WORK REQUIRED
Repeat the data that follows, word for word, without the images.

LISTED ENTRIES
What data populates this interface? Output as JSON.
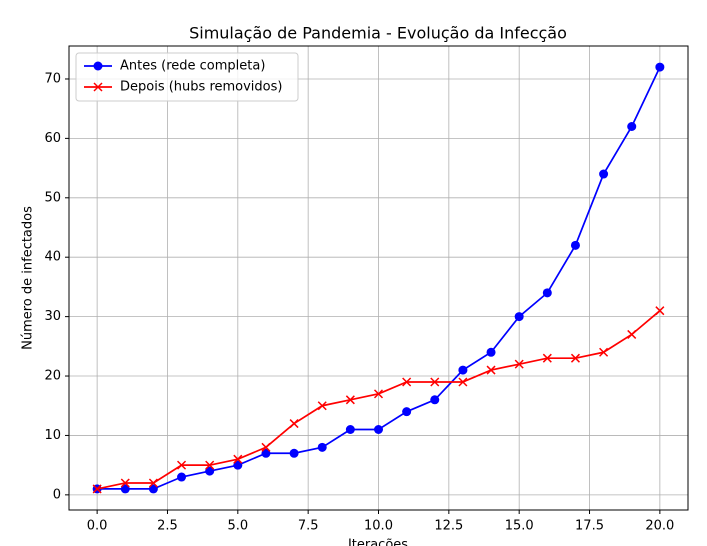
{
  "chart_data": {
    "type": "line",
    "title": "Simulação de Pandemia - Evolução da Infecção",
    "x_label": "Iterações",
    "y_label": "Número de infectados",
    "x": [
      0,
      1,
      2,
      3,
      4,
      5,
      6,
      7,
      8,
      9,
      10,
      11,
      12,
      13,
      14,
      15,
      16,
      17,
      18,
      19,
      20
    ],
    "series": [
      {
        "name": "Antes (rede completa)",
        "color": "#0000ff",
        "marker": "o",
        "values": [
          1,
          1,
          1,
          3,
          4,
          5,
          7,
          7,
          8,
          11,
          11,
          14,
          16,
          21,
          24,
          30,
          34,
          42,
          54,
          62,
          72
        ]
      },
      {
        "name": "Depois (hubs removidos)",
        "color": "#ff0000",
        "marker": "x",
        "values": [
          1,
          2,
          2,
          5,
          5,
          6,
          8,
          12,
          15,
          16,
          17,
          19,
          19,
          19,
          21,
          22,
          23,
          23,
          24,
          27,
          31
        ]
      }
    ],
    "xlim": [
      -1,
      21
    ],
    "ylim": [
      -2.55,
      75.55
    ],
    "xticks": [
      {
        "value": 0,
        "label": "0.0"
      },
      2.5,
      {
        "value": 5,
        "label": "5.0"
      },
      7.5,
      {
        "value": 10,
        "label": "10.0"
      },
      12.5,
      {
        "value": 15,
        "label": "15.0"
      },
      17.5,
      {
        "value": 20,
        "label": "20.0"
      }
    ],
    "yticks": [
      0,
      10,
      20,
      30,
      40,
      50,
      60,
      70
    ],
    "grid": true,
    "legend": "upper left"
  }
}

SOLUTION FOR THIS PROBLEM
What data populates this interface? Output as JSON.
{
  "chart_data": {
    "type": "line",
    "title": "Simulação de Pandemia - Evolução da Infecção",
    "x_label": "Iterações",
    "y_label": "Número de infectados",
    "x": [
      0,
      1,
      2,
      3,
      4,
      5,
      6,
      7,
      8,
      9,
      10,
      11,
      12,
      13,
      14,
      15,
      16,
      17,
      18,
      19,
      20
    ],
    "series": [
      {
        "name": "Antes (rede completa)",
        "color": "#0000ff",
        "marker": "o",
        "values": [
          1,
          1,
          1,
          3,
          4,
          5,
          7,
          7,
          8,
          11,
          11,
          14,
          16,
          21,
          24,
          30,
          34,
          42,
          54,
          62,
          72
        ]
      },
      {
        "name": "Depois (hubs removidos)",
        "color": "#ff0000",
        "marker": "x",
        "values": [
          1,
          2,
          2,
          5,
          5,
          6,
          8,
          12,
          15,
          16,
          17,
          19,
          19,
          19,
          21,
          22,
          23,
          23,
          24,
          27,
          31
        ]
      }
    ],
    "xlim": [
      -1,
      21
    ],
    "ylim": [
      -2.55,
      75.55
    ],
    "xticks": [
      {
        "value": 0,
        "label": "0.0"
      },
      2.5,
      {
        "value": 5,
        "label": "5.0"
      },
      7.5,
      {
        "value": 10,
        "label": "10.0"
      },
      12.5,
      {
        "value": 15,
        "label": "15.0"
      },
      17.5,
      {
        "value": 20,
        "label": "20.0"
      }
    ],
    "yticks": [
      0,
      10,
      20,
      30,
      40,
      50,
      60,
      70
    ],
    "grid": true,
    "legend": "upper left"
  }
}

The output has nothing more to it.